▸ Task
Repeat, exactly and completely, the material that follows. Omit the pictures.
* Start Data section *
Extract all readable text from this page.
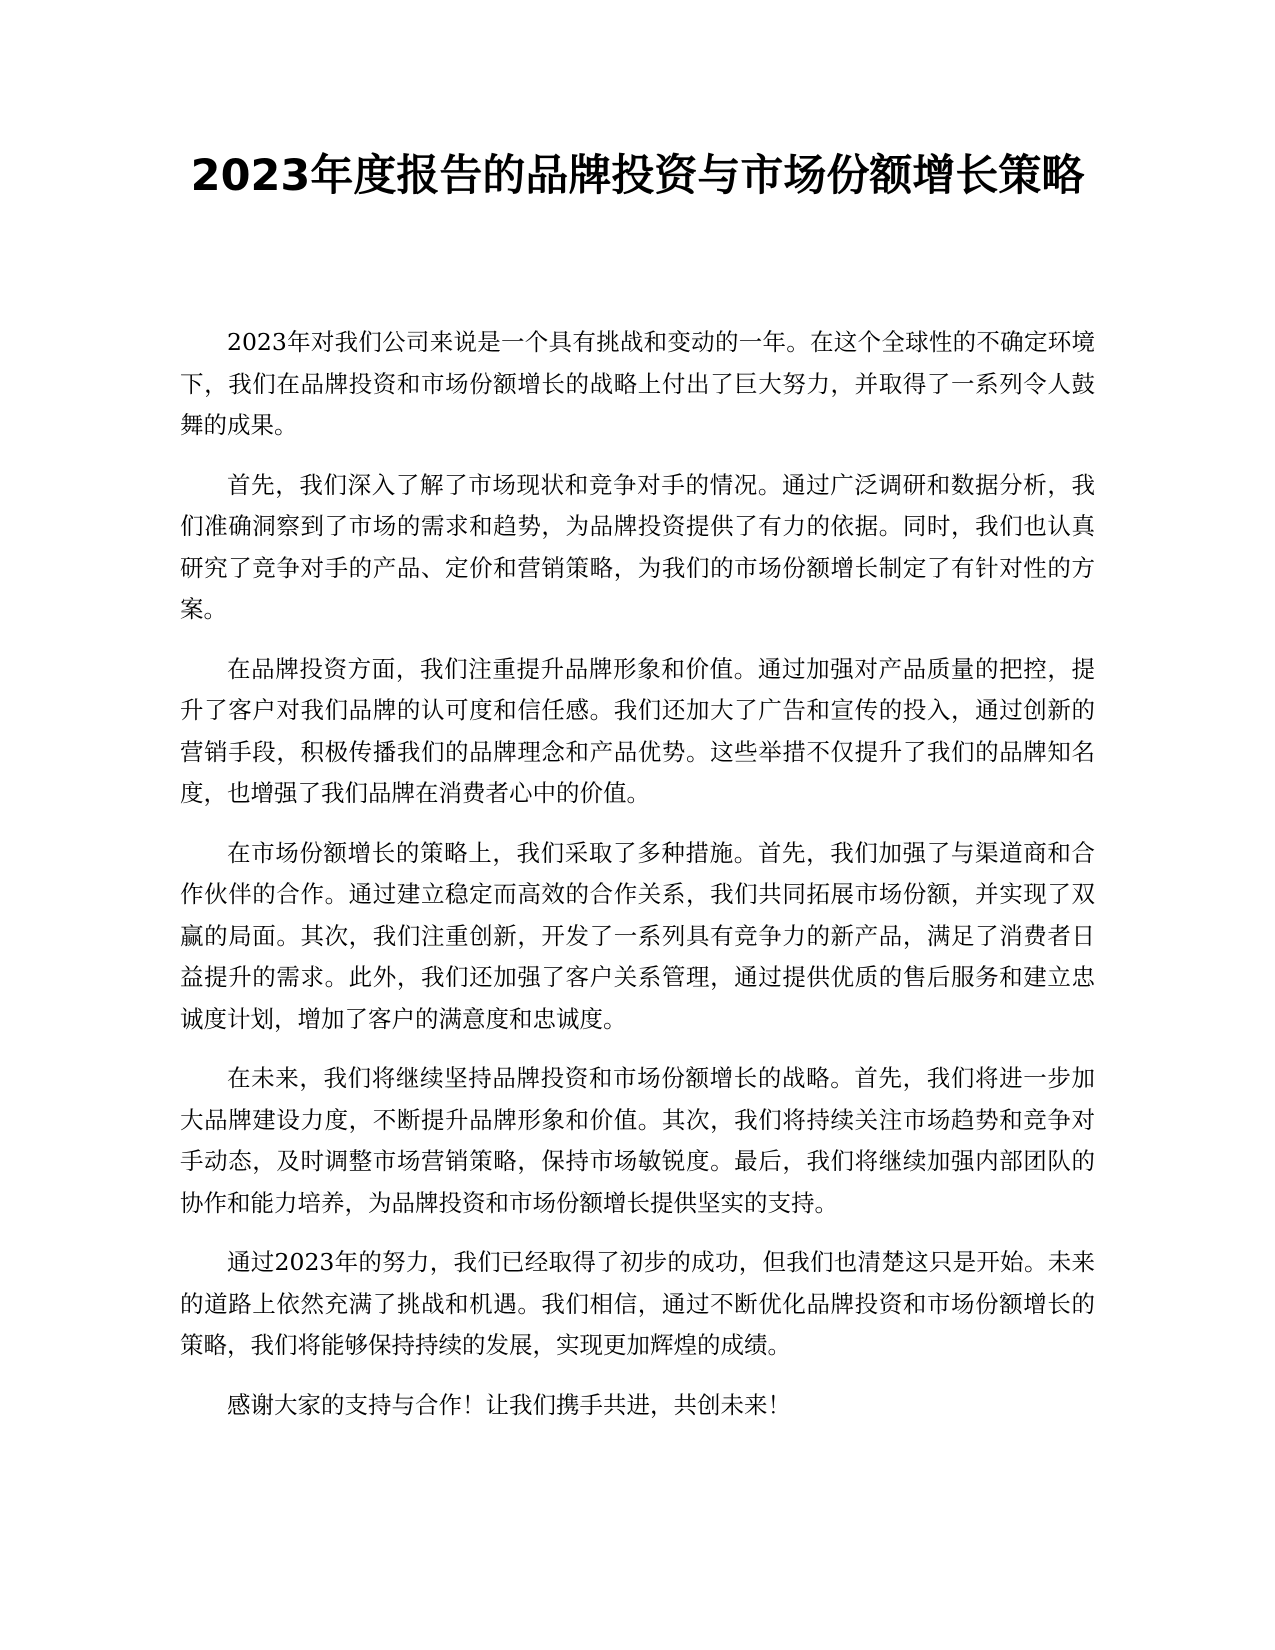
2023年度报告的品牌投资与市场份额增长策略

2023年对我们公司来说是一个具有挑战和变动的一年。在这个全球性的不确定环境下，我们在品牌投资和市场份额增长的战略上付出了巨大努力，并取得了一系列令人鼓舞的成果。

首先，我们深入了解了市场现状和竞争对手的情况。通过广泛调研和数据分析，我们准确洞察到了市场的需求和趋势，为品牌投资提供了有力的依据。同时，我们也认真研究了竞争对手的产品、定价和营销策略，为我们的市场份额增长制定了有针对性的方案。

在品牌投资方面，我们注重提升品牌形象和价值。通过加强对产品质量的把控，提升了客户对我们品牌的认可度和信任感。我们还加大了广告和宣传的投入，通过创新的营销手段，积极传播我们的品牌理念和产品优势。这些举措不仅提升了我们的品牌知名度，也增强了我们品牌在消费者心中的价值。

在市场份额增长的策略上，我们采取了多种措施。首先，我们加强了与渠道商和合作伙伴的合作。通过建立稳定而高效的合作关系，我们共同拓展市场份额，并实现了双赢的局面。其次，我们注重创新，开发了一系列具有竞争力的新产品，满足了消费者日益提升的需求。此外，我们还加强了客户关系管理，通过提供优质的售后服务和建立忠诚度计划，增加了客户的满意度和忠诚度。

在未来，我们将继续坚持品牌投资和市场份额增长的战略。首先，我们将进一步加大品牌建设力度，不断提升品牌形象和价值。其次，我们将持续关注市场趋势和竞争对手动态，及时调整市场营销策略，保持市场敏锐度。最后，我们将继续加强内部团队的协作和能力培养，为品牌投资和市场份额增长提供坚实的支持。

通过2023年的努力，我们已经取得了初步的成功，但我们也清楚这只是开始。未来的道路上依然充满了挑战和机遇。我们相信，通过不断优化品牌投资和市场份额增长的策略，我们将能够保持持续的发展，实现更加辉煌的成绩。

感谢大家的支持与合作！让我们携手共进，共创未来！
* End Data section *
▸ Solved exercise
Extract all readable text from this page.
2023年度报告的品牌投资与市场份额增长策略

2023年对我们公司来说是一个具有挑战和变动的一年。在这个全球性的不确定环境下，我们在品牌投资和市场份额增长的战略上付出了巨大努力，并取得了一系列令人鼓舞的成果。

首先，我们深入了解了市场现状和竞争对手的情况。通过广泛调研和数据分析，我们准确洞察到了市场的需求和趋势，为品牌投资提供了有力的依据。同时，我们也认真研究了竞争对手的产品、定价和营销策略，为我们的市场份额增长制定了有针对性的方案。

在品牌投资方面，我们注重提升品牌形象和价值。通过加强对产品质量的把控，提升了客户对我们品牌的认可度和信任感。我们还加大了广告和宣传的投入，通过创新的营销手段，积极传播我们的品牌理念和产品优势。这些举措不仅提升了我们的品牌知名度，也增强了我们品牌在消费者心中的价值。

在市场份额增长的策略上，我们采取了多种措施。首先，我们加强了与渠道商和合作伙伴的合作。通过建立稳定而高效的合作关系，我们共同拓展市场份额，并实现了双赢的局面。其次，我们注重创新，开发了一系列具有竞争力的新产品，满足了消费者日益提升的需求。此外，我们还加强了客户关系管理，通过提供优质的售后服务和建立忠诚度计划，增加了客户的满意度和忠诚度。

在未来，我们将继续坚持品牌投资和市场份额增长的战略。首先，我们将进一步加大品牌建设力度，不断提升品牌形象和价值。其次，我们将持续关注市场趋势和竞争对手动态，及时调整市场营销策略，保持市场敏锐度。最后，我们将继续加强内部团队的协作和能力培养，为品牌投资和市场份额增长提供坚实的支持。

通过2023年的努力，我们已经取得了初步的成功，但我们也清楚这只是开始。未来的道路上依然充满了挑战和机遇。我们相信，通过不断优化品牌投资和市场份额增长的策略，我们将能够保持持续的发展，实现更加辉煌的成绩。

感谢大家的支持与合作！让我们携手共进，共创未来！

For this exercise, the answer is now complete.